GIVEN INSTRUCTION: Will you give the material below again, every line exactly as it is?

# Start of DATA SUPPLIED

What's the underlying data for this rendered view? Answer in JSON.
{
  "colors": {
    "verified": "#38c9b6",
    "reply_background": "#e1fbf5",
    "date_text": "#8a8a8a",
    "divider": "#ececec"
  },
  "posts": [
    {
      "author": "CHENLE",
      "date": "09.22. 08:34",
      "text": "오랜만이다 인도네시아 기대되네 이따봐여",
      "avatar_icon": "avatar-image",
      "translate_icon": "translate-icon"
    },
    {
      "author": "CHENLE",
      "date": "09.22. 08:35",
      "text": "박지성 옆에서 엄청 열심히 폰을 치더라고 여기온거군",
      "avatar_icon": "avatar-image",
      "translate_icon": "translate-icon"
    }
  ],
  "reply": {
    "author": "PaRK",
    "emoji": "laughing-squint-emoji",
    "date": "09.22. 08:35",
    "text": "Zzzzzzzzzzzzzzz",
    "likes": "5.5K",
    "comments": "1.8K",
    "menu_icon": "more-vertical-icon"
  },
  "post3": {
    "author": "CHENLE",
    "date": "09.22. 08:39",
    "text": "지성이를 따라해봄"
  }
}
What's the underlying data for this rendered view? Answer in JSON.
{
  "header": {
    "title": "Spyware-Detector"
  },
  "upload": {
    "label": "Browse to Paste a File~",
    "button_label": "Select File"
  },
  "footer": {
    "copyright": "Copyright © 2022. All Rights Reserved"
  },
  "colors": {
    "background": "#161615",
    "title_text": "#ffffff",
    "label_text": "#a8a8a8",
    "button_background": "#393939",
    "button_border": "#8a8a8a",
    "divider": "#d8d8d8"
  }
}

# End of DATA SUPPLIED

TASK SOLUTION:
What's the underlying data for this rendered view? Answer in JSON.
{
  "colors": {
    "verified": "#38c9b6",
    "reply_background": "#e1fbf5",
    "date_text": "#8a8a8a",
    "divider": "#ececec"
  },
  "posts": [
    {
      "author": "CHENLE",
      "date": "09.22. 08:34",
      "text": "오랜만이다 인도네시아 기대되네 이따봐여",
      "avatar_icon": "avatar-image",
      "translate_icon": "translate-icon"
    },
    {
      "author": "CHENLE",
      "date": "09.22. 08:35",
      "text": "박지성 옆에서 엄청 열심히 폰을 치더라고 여기온거군",
      "avatar_icon": "avatar-image",
      "translate_icon": "translate-icon"
    }
  ],
  "reply": {
    "author": "PaRK",
    "emoji": "laughing-squint-emoji",
    "date": "09.22. 08:35",
    "text": "Zzzzzzzzzzzzzzz",
    "likes": "5.5K",
    "comments": "1.8K",
    "menu_icon": "more-vertical-icon"
  },
  "post3": {
    "author": "CHENLE",
    "date": "09.22. 08:39",
    "text": "지성이를 따라해봄"
  }
}
What's the underlying data for this rendered view? Answer in JSON.
{
  "header": {
    "title": "Spyware-Detector"
  },
  "upload": {
    "label": "Browse to Paste a File~",
    "button_label": "Select File"
  },
  "footer": {
    "copyright": "Copyright © 2022. All Rights Reserved"
  },
  "colors": {
    "background": "#161615",
    "title_text": "#ffffff",
    "label_text": "#a8a8a8",
    "button_background": "#393939",
    "button_border": "#8a8a8a",
    "divider": "#d8d8d8"
  }
}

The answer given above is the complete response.